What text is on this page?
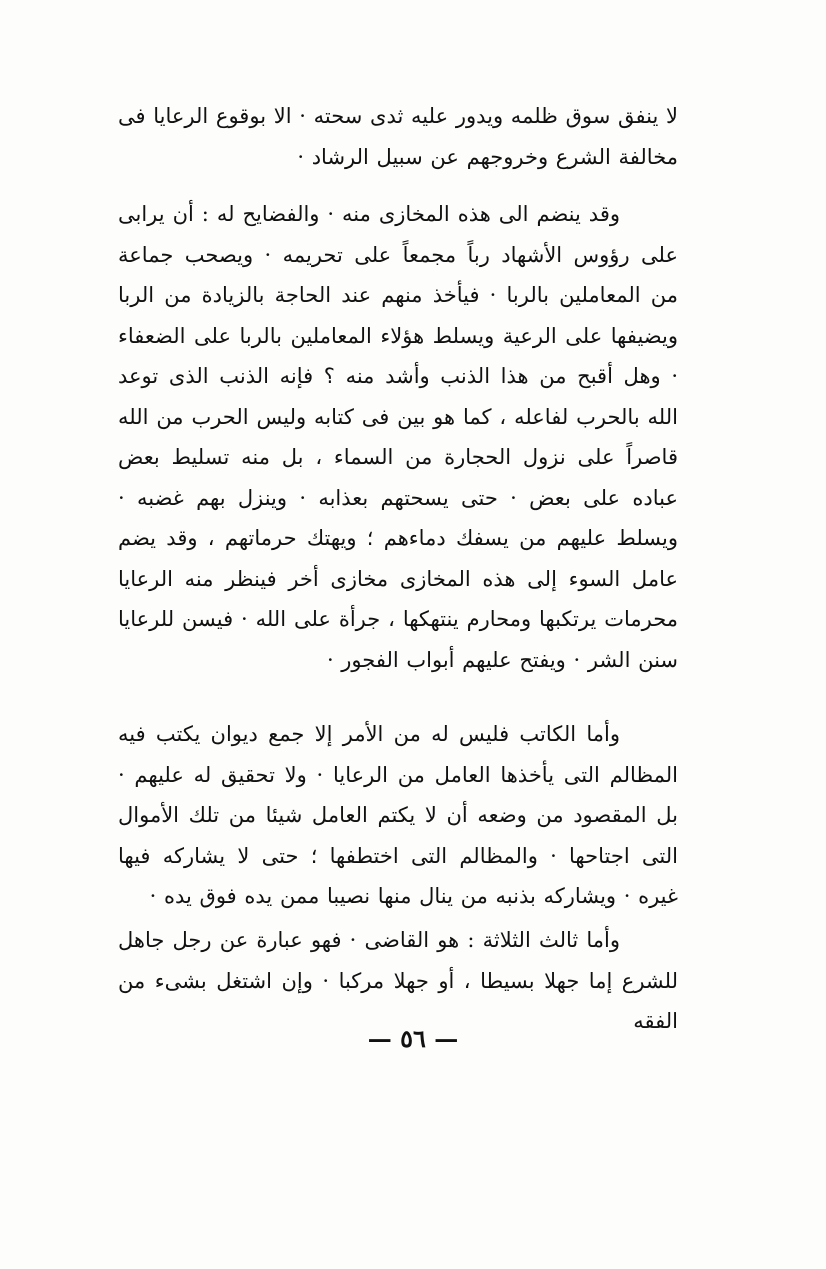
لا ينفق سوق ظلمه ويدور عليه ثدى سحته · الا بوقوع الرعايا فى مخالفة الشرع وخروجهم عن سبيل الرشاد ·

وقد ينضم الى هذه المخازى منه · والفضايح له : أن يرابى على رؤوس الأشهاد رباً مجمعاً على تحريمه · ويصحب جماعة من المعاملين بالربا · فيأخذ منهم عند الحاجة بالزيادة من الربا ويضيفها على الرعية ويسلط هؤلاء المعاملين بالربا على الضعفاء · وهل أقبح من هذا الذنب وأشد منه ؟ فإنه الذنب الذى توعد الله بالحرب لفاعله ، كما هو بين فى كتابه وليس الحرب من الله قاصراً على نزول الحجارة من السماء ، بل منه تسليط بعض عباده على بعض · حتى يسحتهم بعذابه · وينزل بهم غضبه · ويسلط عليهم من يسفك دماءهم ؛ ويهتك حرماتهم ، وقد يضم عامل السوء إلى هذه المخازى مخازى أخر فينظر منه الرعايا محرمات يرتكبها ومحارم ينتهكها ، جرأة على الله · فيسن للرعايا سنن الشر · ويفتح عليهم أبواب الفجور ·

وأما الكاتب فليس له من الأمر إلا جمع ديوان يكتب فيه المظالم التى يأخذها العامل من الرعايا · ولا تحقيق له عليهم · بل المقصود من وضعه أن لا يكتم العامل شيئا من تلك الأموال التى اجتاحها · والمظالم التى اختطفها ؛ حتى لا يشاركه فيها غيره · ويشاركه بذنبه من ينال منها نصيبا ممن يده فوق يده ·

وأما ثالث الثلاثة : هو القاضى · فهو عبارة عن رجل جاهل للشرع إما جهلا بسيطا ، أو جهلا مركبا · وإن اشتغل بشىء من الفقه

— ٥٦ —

--- --- ---

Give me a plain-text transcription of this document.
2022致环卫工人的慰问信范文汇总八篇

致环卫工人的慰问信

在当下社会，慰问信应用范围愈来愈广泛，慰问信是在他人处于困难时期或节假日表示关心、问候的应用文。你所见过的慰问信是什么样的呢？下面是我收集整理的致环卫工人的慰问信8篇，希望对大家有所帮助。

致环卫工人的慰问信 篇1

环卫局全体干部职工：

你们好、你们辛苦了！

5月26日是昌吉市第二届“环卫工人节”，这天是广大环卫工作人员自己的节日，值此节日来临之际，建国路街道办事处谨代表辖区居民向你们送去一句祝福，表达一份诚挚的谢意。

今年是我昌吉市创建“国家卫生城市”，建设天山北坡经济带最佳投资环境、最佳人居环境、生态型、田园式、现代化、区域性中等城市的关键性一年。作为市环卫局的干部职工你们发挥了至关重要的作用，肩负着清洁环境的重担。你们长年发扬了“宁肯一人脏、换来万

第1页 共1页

--- --- ---

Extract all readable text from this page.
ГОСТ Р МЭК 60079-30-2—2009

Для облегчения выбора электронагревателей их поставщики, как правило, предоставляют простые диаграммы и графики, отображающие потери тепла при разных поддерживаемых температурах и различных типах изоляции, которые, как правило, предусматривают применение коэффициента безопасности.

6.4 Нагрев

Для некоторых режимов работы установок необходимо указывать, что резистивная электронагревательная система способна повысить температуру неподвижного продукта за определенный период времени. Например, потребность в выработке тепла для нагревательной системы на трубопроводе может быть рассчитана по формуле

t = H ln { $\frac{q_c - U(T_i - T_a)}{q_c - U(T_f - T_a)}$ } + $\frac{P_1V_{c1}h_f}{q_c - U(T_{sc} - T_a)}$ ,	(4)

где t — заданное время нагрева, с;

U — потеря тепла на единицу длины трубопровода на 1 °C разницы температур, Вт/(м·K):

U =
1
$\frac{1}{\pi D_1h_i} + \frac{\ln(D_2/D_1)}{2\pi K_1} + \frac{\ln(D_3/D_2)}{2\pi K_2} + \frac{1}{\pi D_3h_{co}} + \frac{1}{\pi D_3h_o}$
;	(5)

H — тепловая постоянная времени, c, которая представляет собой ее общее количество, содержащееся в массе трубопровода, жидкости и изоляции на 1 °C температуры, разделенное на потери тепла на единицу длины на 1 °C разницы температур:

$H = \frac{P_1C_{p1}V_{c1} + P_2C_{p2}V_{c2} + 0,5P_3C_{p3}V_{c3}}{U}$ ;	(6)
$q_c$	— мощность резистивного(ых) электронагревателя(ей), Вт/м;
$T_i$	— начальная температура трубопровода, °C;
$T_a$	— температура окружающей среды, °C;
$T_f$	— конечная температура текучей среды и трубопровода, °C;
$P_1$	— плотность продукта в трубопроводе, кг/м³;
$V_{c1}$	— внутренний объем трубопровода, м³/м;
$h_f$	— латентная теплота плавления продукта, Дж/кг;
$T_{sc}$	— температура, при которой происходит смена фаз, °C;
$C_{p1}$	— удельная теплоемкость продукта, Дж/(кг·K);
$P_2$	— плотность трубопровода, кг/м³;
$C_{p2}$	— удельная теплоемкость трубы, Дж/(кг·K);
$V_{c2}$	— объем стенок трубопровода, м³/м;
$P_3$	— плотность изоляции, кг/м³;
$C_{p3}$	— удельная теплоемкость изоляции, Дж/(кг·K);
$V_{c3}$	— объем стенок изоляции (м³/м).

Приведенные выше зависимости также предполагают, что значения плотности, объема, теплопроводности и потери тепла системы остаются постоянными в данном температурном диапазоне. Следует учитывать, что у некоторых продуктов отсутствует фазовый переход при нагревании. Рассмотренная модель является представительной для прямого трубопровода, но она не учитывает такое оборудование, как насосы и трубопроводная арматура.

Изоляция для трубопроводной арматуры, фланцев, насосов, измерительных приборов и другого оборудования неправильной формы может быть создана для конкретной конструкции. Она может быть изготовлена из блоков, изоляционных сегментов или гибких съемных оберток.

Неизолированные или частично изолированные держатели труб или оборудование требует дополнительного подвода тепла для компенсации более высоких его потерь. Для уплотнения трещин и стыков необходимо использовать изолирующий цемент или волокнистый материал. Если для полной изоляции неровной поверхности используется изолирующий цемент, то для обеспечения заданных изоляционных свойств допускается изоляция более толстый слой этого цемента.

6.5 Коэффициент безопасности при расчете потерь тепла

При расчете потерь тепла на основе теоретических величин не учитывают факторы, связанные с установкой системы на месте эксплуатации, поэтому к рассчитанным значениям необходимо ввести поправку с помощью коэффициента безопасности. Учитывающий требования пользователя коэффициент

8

--- --- ---

GOAL> How many lines in the records above contain the word "среды"? Reply with the number and nothing more.

COMPLETED EXERCISE> 2